## [BRIEF]
Reproduce the whole listing below word for word, leaving out the pictures.

[Records of where elements appear]
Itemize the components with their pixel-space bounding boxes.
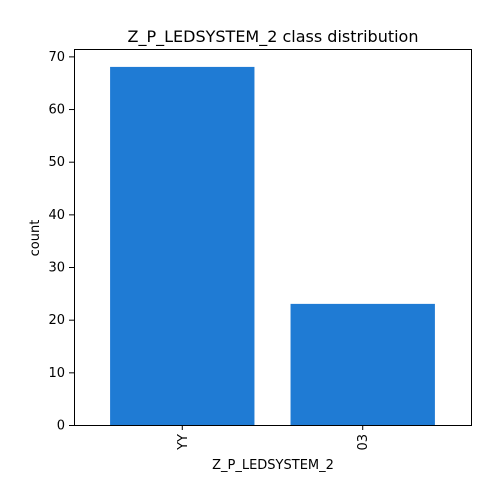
y-tick-label: 10 [48, 366, 65, 381]
bar-YY [110, 66, 255, 426]
y-tick-label: 60 [48, 103, 65, 118]
x-tick-label: YY [176, 434, 191, 451]
y-tick-label: 0 [57, 419, 65, 434]
chart-title: Z_P_LEDSYSTEM_2 class distribution [128, 27, 419, 47]
y-tick-label: 70 [48, 50, 65, 65]
y-axis-label: count [28, 220, 43, 257]
plot-frame [74, 49, 472, 426]
bars-layer [110, 66, 435, 426]
y-tick-label: 30 [48, 261, 65, 276]
y-tick-label: 20 [48, 313, 65, 328]
x-axis-label: Z_P_LEDSYSTEM_2 [212, 458, 334, 473]
bar-03 [290, 303, 435, 425]
y-tick-label: 50 [48, 155, 65, 170]
y-tick-label: 40 [48, 208, 65, 223]
y-axis-ticks: 0 10 20 30 40 50 60 70 [48, 50, 74, 434]
x-tick-label: 03 [356, 434, 371, 451]
x-axis-ticks: YY 03 [176, 425, 371, 451]
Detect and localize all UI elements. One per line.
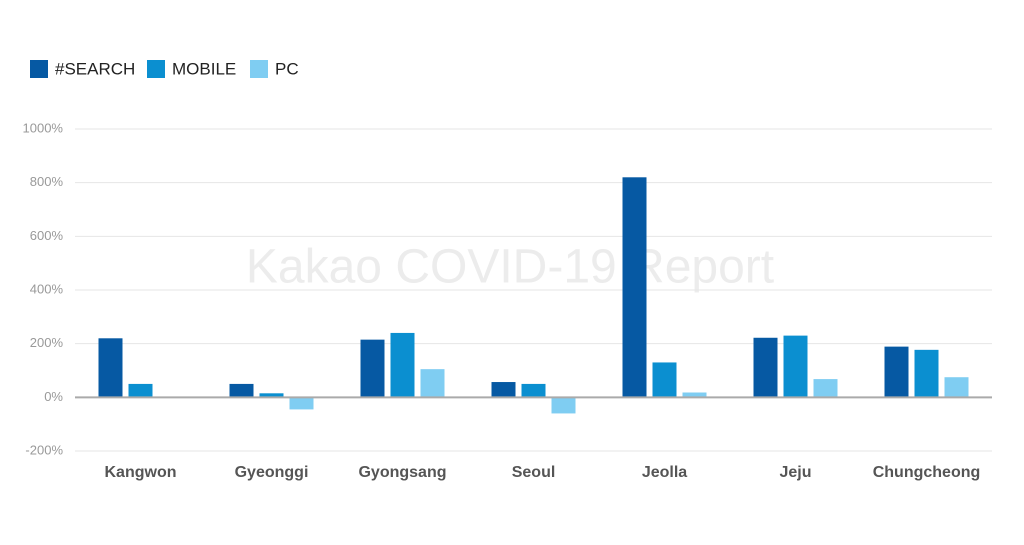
y-tick-label: 1000%: [23, 120, 64, 135]
bar: [652, 362, 677, 398]
bar: [551, 397, 576, 414]
bar: [98, 338, 123, 398]
x-tick-label: Kangwon: [105, 464, 177, 481]
x-tick-label: Jeolla: [642, 464, 687, 481]
bar: [914, 349, 939, 398]
bar: [682, 392, 707, 398]
bar: [128, 383, 153, 398]
y-tick-label: 0%: [44, 389, 63, 404]
bar: [420, 369, 445, 398]
y-tick-label: -200%: [25, 442, 63, 457]
watermark: Kakao COVID-19 Report: [246, 241, 774, 294]
x-tick-label: Seoul: [512, 464, 556, 481]
bar: [229, 383, 254, 398]
bar: [813, 379, 838, 398]
x-tick-label: Gyeonggi: [235, 464, 309, 481]
bar: [491, 382, 516, 398]
y-tick-label: 600%: [30, 228, 64, 243]
x-tick-label: Gyongsang: [358, 464, 446, 481]
bar: [360, 339, 385, 398]
bar: [944, 377, 969, 398]
legend-label: MOBILE: [172, 59, 236, 78]
y-tick-label: 800%: [30, 174, 64, 189]
legend-swatch: [250, 60, 268, 78]
bar: [390, 332, 415, 398]
y-tick-label: 400%: [30, 281, 64, 296]
bar: [622, 177, 647, 398]
legend-label: PC: [275, 59, 299, 78]
bar: [521, 383, 546, 398]
x-tick-label: Jeju: [779, 464, 811, 481]
legend-label: #SEARCH: [55, 59, 135, 78]
x-tick-label: Chungcheong: [873, 464, 981, 481]
bar: [783, 335, 808, 398]
y-tick-label: 200%: [30, 335, 64, 350]
bar: [884, 346, 909, 398]
bar: [259, 393, 284, 398]
legend-swatch: [30, 60, 48, 78]
legend-swatch: [147, 60, 165, 78]
bar: [289, 397, 314, 410]
bar: [753, 337, 778, 398]
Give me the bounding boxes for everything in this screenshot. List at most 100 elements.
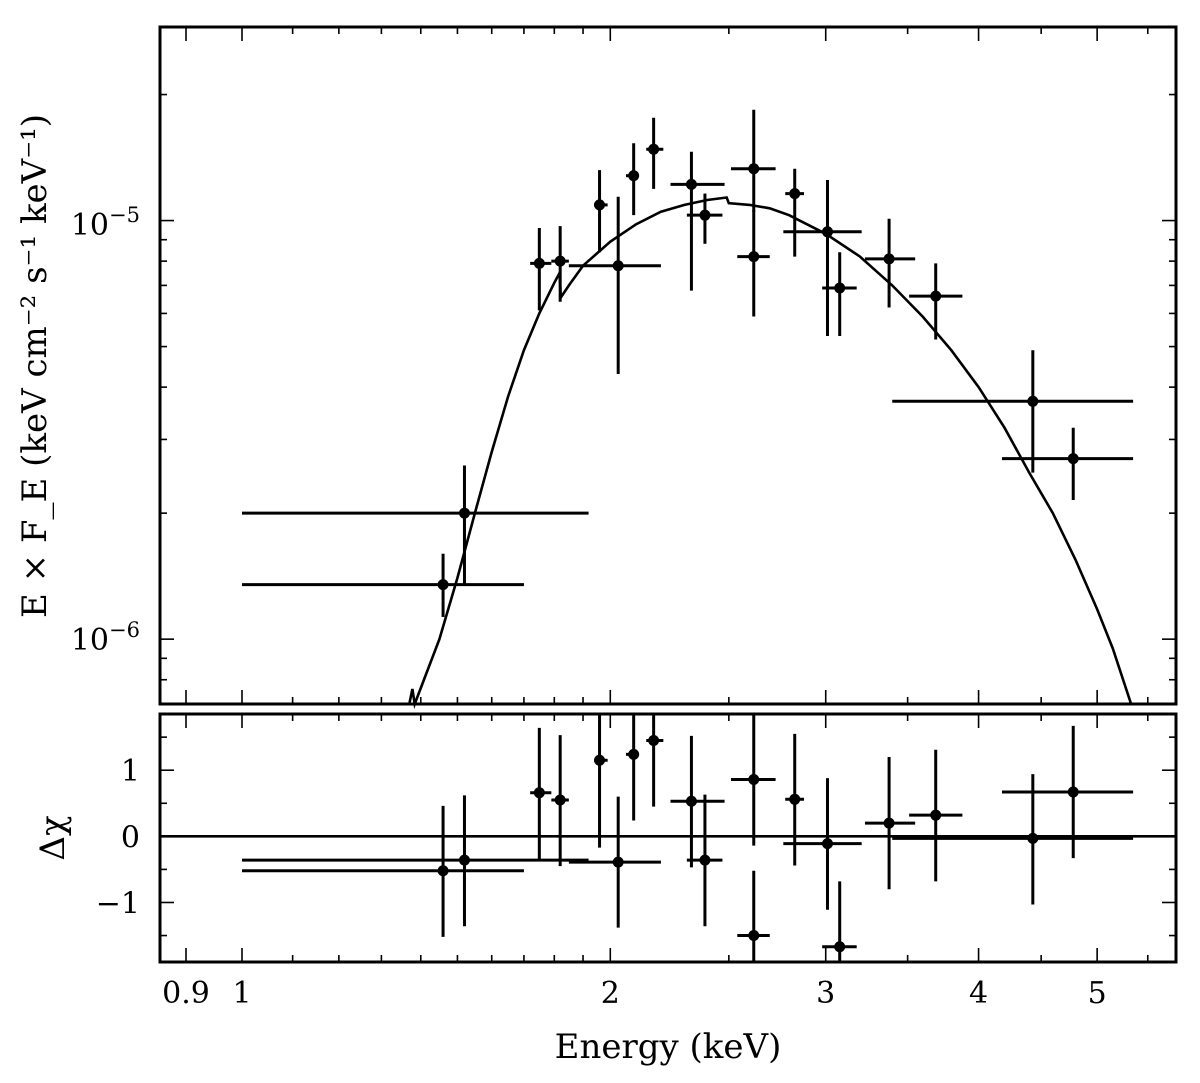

## [SOLUTION]
Itemize the components with their pixel-space bounding boxes.
y-tick-label: 10 [48, 366, 65, 381]
bar-YY [110, 66, 255, 426]
y-tick-label: 60 [48, 103, 65, 118]
x-tick-label: YY [176, 434, 191, 451]
y-tick-label: 0 [57, 419, 65, 434]
chart-title: Z_P_LEDSYSTEM_2 class distribution [128, 27, 419, 47]
y-tick-label: 70 [48, 50, 65, 65]
y-axis-label: count [28, 220, 43, 257]
plot-frame [74, 49, 472, 426]
bars-layer [110, 66, 435, 426]
y-tick-label: 30 [48, 261, 65, 276]
y-tick-label: 20 [48, 313, 65, 328]
x-axis-label: Z_P_LEDSYSTEM_2 [212, 458, 334, 473]
bar-03 [290, 303, 435, 425]
y-tick-label: 50 [48, 155, 65, 170]
y-tick-label: 40 [48, 208, 65, 223]
y-axis-ticks: 0 10 20 30 40 50 60 70 [48, 50, 74, 434]
x-tick-label: 03 [356, 434, 371, 451]
x-axis-ticks: YY 03 [176, 425, 371, 451]
Detect and localize all UI elements. One per line.
y-tick-label: 1000%: [23, 120, 64, 135]
bar: [652, 362, 677, 398]
bar: [551, 397, 576, 414]
bar: [98, 338, 123, 398]
x-tick-label: Kangwon: [105, 464, 177, 481]
x-tick-label: Jeolla: [642, 464, 687, 481]
bar: [914, 349, 939, 398]
bar: [682, 392, 707, 398]
bar: [128, 383, 153, 398]
y-tick-label: 0%: [44, 389, 63, 404]
bar: [420, 369, 445, 398]
y-tick-label: -200%: [25, 442, 63, 457]
watermark: Kakao COVID-19 Report: [246, 241, 774, 294]
x-tick-label: Seoul: [512, 464, 556, 481]
bar: [229, 383, 254, 398]
bar: [813, 379, 838, 398]
x-tick-label: Gyeonggi: [235, 464, 309, 481]
bar: [491, 382, 516, 398]
y-tick-label: 600%: [30, 228, 64, 243]
x-tick-label: Gyongsang: [358, 464, 446, 481]
bar: [360, 339, 385, 398]
bar: [944, 377, 969, 398]
legend-label: MOBILE: [172, 59, 236, 78]
y-tick-label: 800%: [30, 174, 64, 189]
legend-swatch: [250, 60, 268, 78]
bar: [390, 332, 415, 398]
y-tick-label: 400%: [30, 281, 64, 296]
bar: [622, 177, 647, 398]
legend-label: PC: [275, 59, 299, 78]
bar: [521, 383, 546, 398]
x-tick-label: Jeju: [779, 464, 811, 481]
legend-label: #SEARCH: [55, 59, 135, 78]
x-tick-label: Chungcheong: [873, 464, 981, 481]
bar: [783, 335, 808, 398]
y-tick-label: 200%: [30, 335, 64, 350]
bar: [884, 346, 909, 398]
bar: [259, 393, 284, 398]
legend-swatch: [30, 60, 48, 78]
legend-swatch: [147, 60, 165, 78]
bar: [289, 397, 314, 410]
bar: [753, 337, 778, 398]
Give me the bounding boxes for everything in this screenshot. List at most 100 elements.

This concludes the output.